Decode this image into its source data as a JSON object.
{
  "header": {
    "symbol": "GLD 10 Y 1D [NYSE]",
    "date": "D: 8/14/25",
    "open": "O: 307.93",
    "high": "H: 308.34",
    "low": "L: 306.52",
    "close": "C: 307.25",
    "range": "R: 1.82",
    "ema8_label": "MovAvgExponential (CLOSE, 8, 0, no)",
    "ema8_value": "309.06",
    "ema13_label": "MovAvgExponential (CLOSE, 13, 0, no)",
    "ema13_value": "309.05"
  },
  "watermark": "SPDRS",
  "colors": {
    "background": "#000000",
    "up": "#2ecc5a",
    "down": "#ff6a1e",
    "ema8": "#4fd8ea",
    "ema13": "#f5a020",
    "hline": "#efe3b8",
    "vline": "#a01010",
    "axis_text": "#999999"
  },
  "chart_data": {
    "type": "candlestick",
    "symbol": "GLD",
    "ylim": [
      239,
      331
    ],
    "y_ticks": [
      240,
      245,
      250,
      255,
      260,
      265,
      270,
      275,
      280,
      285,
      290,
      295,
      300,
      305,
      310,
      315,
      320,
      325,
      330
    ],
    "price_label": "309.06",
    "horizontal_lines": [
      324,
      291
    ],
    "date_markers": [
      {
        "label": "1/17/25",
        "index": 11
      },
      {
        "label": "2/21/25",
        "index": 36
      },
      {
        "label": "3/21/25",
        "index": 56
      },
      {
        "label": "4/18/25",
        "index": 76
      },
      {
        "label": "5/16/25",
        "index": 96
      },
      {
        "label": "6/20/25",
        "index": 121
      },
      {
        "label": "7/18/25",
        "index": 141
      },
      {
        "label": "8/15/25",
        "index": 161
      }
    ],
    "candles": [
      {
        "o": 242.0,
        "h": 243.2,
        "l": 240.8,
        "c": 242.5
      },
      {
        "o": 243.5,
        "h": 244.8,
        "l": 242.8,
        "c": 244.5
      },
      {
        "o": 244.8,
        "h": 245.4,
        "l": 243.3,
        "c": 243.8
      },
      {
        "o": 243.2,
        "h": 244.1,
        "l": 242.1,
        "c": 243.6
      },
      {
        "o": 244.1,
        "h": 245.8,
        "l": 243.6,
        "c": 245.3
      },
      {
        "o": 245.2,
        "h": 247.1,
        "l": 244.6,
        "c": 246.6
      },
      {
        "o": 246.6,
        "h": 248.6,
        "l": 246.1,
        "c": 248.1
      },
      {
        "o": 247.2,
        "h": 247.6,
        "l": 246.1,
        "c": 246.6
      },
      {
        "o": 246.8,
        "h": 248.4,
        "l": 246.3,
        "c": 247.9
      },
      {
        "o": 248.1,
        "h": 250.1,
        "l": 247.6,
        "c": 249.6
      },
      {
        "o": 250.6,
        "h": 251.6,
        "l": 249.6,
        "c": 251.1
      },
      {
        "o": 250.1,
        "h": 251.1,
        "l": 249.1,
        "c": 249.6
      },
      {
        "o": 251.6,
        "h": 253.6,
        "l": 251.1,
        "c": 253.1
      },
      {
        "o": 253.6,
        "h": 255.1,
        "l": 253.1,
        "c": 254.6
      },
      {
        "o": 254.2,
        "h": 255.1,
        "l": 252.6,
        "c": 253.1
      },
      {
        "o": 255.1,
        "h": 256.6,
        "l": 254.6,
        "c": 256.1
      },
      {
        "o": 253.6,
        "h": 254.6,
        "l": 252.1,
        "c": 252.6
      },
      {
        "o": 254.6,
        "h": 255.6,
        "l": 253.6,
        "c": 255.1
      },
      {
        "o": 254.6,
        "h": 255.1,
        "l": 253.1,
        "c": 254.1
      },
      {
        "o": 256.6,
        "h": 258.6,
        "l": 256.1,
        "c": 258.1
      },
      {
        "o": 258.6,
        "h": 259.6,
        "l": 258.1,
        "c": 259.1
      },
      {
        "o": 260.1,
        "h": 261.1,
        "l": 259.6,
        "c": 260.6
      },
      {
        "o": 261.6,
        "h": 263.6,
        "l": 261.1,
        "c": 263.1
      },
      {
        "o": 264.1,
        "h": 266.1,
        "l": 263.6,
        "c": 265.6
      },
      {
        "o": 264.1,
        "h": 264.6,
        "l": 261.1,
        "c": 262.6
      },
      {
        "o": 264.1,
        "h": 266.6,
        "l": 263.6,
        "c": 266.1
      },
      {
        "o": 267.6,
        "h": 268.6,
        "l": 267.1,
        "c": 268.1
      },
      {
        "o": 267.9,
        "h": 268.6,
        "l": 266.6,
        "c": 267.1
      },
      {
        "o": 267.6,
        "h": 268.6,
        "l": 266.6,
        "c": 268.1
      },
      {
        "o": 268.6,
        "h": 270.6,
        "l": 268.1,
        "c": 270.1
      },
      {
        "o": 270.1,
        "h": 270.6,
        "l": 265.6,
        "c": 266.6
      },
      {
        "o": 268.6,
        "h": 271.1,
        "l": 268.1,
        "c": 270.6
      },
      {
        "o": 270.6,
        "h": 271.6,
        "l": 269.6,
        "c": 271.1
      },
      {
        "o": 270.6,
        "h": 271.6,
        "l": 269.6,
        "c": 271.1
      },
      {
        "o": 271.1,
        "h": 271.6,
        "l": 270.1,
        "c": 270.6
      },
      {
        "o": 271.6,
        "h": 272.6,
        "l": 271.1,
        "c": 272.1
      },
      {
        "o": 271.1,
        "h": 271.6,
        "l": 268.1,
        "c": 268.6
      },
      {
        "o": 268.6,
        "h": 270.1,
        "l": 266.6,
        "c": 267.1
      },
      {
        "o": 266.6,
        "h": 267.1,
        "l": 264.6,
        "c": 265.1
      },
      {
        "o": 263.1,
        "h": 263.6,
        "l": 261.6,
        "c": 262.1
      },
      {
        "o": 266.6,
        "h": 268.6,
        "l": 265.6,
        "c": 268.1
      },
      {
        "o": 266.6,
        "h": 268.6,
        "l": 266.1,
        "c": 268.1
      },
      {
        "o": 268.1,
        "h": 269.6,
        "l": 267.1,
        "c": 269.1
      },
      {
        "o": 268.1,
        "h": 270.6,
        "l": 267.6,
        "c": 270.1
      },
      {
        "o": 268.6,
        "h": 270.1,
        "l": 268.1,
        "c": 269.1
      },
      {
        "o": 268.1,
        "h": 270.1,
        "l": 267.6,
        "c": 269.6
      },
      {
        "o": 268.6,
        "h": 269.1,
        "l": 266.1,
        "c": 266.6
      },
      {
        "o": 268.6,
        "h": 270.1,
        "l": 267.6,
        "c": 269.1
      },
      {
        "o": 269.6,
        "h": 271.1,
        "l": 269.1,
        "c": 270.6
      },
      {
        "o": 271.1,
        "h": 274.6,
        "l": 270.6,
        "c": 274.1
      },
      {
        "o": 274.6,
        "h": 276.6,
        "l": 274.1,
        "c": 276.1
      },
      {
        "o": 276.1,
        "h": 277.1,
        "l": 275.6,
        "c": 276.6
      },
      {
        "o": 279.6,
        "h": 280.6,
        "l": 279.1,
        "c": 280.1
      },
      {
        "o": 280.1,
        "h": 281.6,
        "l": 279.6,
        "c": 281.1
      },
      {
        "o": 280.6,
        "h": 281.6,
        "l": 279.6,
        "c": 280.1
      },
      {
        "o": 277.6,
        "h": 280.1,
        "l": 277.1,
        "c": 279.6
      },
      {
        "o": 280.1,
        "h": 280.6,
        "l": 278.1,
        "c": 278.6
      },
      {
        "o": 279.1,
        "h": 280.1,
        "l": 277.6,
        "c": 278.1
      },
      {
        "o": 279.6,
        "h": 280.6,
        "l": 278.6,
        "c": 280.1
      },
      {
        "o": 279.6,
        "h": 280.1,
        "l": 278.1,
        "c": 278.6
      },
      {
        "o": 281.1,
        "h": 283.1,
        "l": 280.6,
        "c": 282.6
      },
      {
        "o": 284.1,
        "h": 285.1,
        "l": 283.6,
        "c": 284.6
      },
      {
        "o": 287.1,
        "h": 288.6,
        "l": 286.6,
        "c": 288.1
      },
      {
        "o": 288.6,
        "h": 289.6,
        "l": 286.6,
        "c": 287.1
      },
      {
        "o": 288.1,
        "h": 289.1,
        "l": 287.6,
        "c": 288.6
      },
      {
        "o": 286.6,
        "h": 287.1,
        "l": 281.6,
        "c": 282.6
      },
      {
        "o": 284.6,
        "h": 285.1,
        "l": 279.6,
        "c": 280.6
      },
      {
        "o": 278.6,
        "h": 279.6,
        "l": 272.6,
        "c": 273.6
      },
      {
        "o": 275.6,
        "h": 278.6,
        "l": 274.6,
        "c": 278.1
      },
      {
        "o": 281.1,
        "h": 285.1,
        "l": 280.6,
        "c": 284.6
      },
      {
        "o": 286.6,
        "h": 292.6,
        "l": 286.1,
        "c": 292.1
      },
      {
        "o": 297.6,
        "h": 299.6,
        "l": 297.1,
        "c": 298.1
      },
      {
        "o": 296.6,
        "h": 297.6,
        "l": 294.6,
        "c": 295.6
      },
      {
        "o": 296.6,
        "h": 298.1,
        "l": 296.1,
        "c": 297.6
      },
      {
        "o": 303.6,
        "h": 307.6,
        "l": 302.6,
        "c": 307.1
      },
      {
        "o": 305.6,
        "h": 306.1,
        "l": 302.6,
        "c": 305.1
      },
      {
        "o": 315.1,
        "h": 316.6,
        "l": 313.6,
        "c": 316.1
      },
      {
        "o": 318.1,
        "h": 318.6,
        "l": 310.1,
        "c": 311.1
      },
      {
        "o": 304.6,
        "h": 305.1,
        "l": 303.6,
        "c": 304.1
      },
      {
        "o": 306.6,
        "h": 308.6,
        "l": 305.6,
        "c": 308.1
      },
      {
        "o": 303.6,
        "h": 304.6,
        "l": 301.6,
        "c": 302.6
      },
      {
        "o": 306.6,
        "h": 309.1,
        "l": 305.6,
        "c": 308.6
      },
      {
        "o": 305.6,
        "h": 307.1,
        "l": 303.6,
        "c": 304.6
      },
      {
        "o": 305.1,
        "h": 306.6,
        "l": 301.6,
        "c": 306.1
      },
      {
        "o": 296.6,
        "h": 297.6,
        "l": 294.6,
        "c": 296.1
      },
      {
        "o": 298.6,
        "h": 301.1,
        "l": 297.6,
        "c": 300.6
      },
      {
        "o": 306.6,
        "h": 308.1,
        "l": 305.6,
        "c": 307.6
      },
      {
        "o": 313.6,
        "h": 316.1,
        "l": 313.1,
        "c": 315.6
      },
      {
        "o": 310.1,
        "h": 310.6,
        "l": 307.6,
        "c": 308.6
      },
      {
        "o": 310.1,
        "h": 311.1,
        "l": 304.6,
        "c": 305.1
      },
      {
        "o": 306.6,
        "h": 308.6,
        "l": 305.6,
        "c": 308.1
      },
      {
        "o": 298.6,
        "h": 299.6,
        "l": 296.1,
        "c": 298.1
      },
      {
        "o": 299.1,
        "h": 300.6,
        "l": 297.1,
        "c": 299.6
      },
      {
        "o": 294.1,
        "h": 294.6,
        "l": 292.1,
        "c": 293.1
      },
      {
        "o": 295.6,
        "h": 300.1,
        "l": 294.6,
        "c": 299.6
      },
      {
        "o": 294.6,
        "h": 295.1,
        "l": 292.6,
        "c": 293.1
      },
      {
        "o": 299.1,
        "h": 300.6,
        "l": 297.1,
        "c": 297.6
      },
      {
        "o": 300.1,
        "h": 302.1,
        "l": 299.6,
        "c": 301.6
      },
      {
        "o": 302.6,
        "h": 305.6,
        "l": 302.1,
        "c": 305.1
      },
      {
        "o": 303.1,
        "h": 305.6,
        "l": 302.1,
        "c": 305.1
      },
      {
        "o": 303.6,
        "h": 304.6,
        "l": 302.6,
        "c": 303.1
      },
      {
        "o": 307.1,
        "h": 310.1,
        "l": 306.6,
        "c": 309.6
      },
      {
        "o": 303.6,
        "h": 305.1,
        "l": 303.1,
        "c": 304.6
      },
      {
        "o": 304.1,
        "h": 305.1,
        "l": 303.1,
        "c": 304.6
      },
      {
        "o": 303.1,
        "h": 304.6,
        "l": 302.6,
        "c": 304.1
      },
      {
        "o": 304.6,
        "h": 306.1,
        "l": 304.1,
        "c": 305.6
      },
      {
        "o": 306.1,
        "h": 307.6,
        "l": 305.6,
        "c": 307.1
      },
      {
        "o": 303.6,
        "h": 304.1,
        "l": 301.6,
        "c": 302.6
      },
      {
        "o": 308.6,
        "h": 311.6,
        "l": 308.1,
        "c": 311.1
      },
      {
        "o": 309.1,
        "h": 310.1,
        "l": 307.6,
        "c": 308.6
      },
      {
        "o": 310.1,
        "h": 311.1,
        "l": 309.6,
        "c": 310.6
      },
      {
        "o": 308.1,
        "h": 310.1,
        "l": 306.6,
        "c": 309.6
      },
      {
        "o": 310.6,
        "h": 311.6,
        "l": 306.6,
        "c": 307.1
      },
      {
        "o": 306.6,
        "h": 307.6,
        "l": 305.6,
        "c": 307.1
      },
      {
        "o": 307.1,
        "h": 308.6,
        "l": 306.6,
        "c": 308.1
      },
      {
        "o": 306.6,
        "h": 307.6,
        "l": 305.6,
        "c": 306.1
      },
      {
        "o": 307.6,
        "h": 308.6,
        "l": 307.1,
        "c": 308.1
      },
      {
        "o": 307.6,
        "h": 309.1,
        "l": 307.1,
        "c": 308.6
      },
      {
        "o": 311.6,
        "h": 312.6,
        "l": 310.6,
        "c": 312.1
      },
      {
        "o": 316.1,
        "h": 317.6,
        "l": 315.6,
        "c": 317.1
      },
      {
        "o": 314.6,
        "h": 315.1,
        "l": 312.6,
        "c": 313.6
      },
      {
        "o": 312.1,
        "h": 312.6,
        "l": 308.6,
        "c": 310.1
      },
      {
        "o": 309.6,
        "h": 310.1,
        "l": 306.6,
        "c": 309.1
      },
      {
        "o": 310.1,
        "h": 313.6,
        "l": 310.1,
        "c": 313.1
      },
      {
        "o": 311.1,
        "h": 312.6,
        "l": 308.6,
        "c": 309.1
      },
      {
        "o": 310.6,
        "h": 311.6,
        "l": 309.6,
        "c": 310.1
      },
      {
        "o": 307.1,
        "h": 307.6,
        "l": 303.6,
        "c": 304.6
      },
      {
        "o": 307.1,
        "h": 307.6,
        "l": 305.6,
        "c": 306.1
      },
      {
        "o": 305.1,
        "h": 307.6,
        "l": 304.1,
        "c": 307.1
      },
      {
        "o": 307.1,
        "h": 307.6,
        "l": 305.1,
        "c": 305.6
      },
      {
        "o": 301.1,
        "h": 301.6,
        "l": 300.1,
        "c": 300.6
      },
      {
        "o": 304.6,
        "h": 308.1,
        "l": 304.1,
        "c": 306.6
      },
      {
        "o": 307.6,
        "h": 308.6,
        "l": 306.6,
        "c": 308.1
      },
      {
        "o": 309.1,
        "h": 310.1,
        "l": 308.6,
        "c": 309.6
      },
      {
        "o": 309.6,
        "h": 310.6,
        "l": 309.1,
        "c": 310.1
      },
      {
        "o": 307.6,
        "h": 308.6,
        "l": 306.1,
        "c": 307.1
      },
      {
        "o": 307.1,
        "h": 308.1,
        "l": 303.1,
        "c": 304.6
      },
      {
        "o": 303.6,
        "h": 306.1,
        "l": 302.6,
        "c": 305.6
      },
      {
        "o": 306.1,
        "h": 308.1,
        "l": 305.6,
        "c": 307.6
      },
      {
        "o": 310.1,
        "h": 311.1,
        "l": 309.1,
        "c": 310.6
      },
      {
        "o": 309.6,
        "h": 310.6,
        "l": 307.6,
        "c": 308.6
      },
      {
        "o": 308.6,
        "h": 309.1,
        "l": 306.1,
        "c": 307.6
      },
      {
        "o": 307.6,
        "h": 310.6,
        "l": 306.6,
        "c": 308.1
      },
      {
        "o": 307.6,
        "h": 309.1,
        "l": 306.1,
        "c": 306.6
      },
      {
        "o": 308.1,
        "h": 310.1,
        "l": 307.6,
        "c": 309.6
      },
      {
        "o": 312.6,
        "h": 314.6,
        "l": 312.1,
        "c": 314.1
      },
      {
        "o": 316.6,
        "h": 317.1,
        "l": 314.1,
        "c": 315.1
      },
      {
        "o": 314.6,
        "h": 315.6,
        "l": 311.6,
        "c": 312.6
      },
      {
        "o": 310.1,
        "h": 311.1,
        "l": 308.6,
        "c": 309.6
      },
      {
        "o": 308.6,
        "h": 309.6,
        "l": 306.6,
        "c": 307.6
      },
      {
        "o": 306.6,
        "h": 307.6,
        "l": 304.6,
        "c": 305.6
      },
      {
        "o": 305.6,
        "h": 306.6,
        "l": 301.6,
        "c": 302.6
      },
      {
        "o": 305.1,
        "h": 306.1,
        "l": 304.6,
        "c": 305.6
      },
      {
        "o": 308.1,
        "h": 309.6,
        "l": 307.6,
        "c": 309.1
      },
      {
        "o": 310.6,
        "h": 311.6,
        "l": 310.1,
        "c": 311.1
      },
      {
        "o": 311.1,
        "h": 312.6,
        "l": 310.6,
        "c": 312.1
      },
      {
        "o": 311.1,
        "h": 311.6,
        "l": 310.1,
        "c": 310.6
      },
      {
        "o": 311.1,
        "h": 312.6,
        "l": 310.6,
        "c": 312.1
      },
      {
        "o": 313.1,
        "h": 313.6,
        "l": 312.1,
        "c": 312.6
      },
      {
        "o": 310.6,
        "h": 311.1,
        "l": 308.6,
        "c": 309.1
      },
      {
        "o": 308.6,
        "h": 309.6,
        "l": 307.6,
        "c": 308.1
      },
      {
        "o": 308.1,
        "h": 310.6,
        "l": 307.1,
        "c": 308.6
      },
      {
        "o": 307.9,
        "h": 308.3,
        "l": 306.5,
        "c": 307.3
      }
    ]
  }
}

• _Your instructions_: Using the listing above, locate the lines that hold "index" and copy each one.

• _Reply to the exercise_:
        "index": 11
        "index": 36
        "index": 56
        "index": 76
        "index": 96
        "index": 121
        "index": 141
        "index": 161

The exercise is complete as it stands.